GIVEN TASK - Copy out the records with each "running-indicator" changed to "active-dot" and every other part left unchanged. Leave out the picture.

RECORDS SHOWN -
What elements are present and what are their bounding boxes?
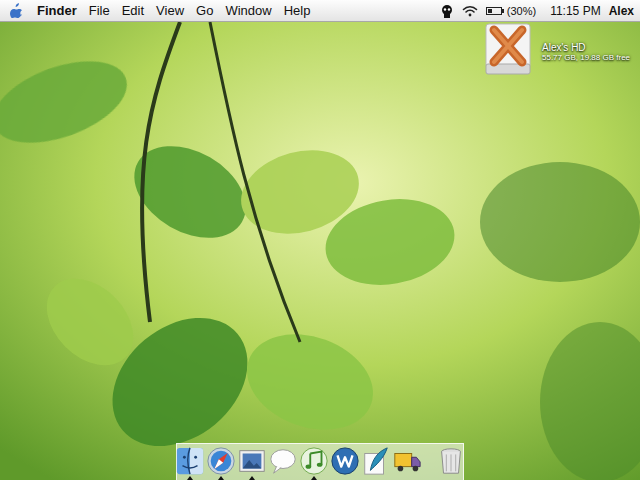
battery-icon: [486, 7, 502, 15]
itunes-note-icon: [299, 446, 329, 476]
menu-bar: Finder File Edit View Go Window Help (30%) 11:15…: [0, 0, 640, 22]
iphoto-icon: [237, 446, 267, 476]
running-indicator: [218, 476, 224, 480]
menu-item[interactable]: Help: [284, 3, 311, 18]
running-indicator: [311, 476, 317, 480]
wifi-icon[interactable]: [462, 5, 478, 17]
apple-logo-icon[interactable]: [10, 3, 23, 18]
menu-item[interactable]: Edit: [122, 3, 144, 18]
truck-icon: [392, 446, 422, 476]
user-menu[interactable]: Alex: [609, 4, 634, 18]
wallpaper-photo: [0, 22, 640, 480]
hard-drive-icon: [484, 22, 532, 76]
drive-info: 55.77 GB, 19.88 GB free: [542, 53, 630, 62]
dock-item[interactable]: [237, 446, 267, 480]
dock: [176, 443, 464, 480]
network-app-icon: [330, 446, 360, 476]
dock-item[interactable]: [175, 446, 205, 480]
hard-drive-desktop-icon[interactable]: Alex's HD55.77 GB, 19.88 GB free: [484, 22, 630, 76]
app-menu[interactable]: Finder: [37, 3, 77, 18]
alien-status-icon[interactable]: [440, 4, 454, 18]
dock-item[interactable]: [330, 446, 360, 480]
dock-item[interactable]: [392, 446, 422, 480]
running-indicator: [187, 476, 193, 480]
menu-item[interactable]: Window: [225, 3, 271, 18]
ichat-bubble-icon: [268, 446, 298, 476]
running-indicator: [373, 476, 379, 480]
dock-item[interactable]: [436, 446, 466, 480]
dock-item[interactable]: [206, 446, 236, 480]
battery-status[interactable]: (30%): [486, 5, 536, 17]
dock-item[interactable]: [268, 446, 298, 480]
running-indicator: [342, 476, 348, 480]
desktop-screen: Finder File Edit View Go Window Help (30%) 11:15…: [0, 0, 640, 480]
dock-item[interactable]: [361, 446, 391, 480]
running-indicator: [404, 476, 410, 480]
finder-icon: [175, 446, 205, 476]
trash-icon: [436, 446, 466, 476]
running-indicator: [249, 476, 255, 480]
menu-item[interactable]: Go: [196, 3, 213, 18]
drive-name: Alex's HD: [542, 42, 630, 53]
running-indicator: [280, 476, 286, 480]
quill-pen-icon: [361, 446, 391, 476]
dock-item[interactable]: [299, 446, 329, 480]
desktop: Alex's HD55.77 GB, 19.88 GB free: [0, 22, 640, 480]
safari-compass-icon: [206, 446, 236, 476]
menu-item[interactable]: File: [89, 3, 110, 18]
clock[interactable]: 11:15 PM: [550, 4, 600, 18]
menu-item[interactable]: View: [156, 3, 184, 18]
running-indicator: [448, 476, 454, 480]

EXERCISE OUTPUT -
What elements are present and what are their bounding boxes?
battery-icon: [486, 7, 502, 15]
itunes-note-icon: [299, 446, 329, 476]
menu-bar: Finder File Edit View Go Window Help (30%) 11:15…: [0, 0, 640, 22]
iphoto-icon: [237, 446, 267, 476]
active-dot: [218, 476, 224, 480]
menu-item[interactable]: Help: [284, 3, 311, 18]
active-dot: [311, 476, 317, 480]
wifi-icon[interactable]: [462, 5, 478, 17]
apple-logo-icon[interactable]: [10, 3, 23, 18]
menu-item[interactable]: Edit: [122, 3, 144, 18]
truck-icon: [392, 446, 422, 476]
user-menu[interactable]: Alex: [609, 4, 634, 18]
wallpaper-photo: [0, 22, 640, 480]
hard-drive-icon: [484, 22, 532, 76]
drive-info: 55.77 GB, 19.88 GB free: [542, 53, 630, 62]
dock-item[interactable]: [237, 446, 267, 480]
dock: [176, 443, 464, 480]
network-app-icon: [330, 446, 360, 476]
dock-item[interactable]: [175, 446, 205, 480]
hard-drive-desktop-icon[interactable]: Alex's HD55.77 GB, 19.88 GB free: [484, 22, 630, 76]
app-menu[interactable]: Finder: [37, 3, 77, 18]
alien-status-icon[interactable]: [440, 4, 454, 18]
dock-item[interactable]: [330, 446, 360, 480]
dock-item[interactable]: [392, 446, 422, 480]
active-dot: [187, 476, 193, 480]
menu-item[interactable]: Window: [225, 3, 271, 18]
ichat-bubble-icon: [268, 446, 298, 476]
active-dot: [373, 476, 379, 480]
dock-item[interactable]: [436, 446, 466, 480]
dock-item[interactable]: [206, 446, 236, 480]
battery-status[interactable]: (30%): [486, 5, 536, 17]
dock-item[interactable]: [268, 446, 298, 480]
active-dot: [342, 476, 348, 480]
desktop-screen: Finder File Edit View Go Window Help (30%) 11:15…: [0, 0, 640, 480]
dock-item[interactable]: [361, 446, 391, 480]
active-dot: [404, 476, 410, 480]
finder-icon: [175, 446, 205, 476]
trash-icon: [436, 446, 466, 476]
active-dot: [249, 476, 255, 480]
menu-item[interactable]: Go: [196, 3, 213, 18]
drive-name: Alex's HD: [542, 42, 630, 53]
active-dot: [280, 476, 286, 480]
quill-pen-icon: [361, 446, 391, 476]
dock-item[interactable]: [299, 446, 329, 480]
desktop: Alex's HD55.77 GB, 19.88 GB free: [0, 22, 640, 480]
safari-compass-icon: [206, 446, 236, 476]
menu-item[interactable]: File: [89, 3, 110, 18]
clock[interactable]: 11:15 PM: [550, 4, 600, 18]
menu-item[interactable]: View: [156, 3, 184, 18]
active-dot: [448, 476, 454, 480]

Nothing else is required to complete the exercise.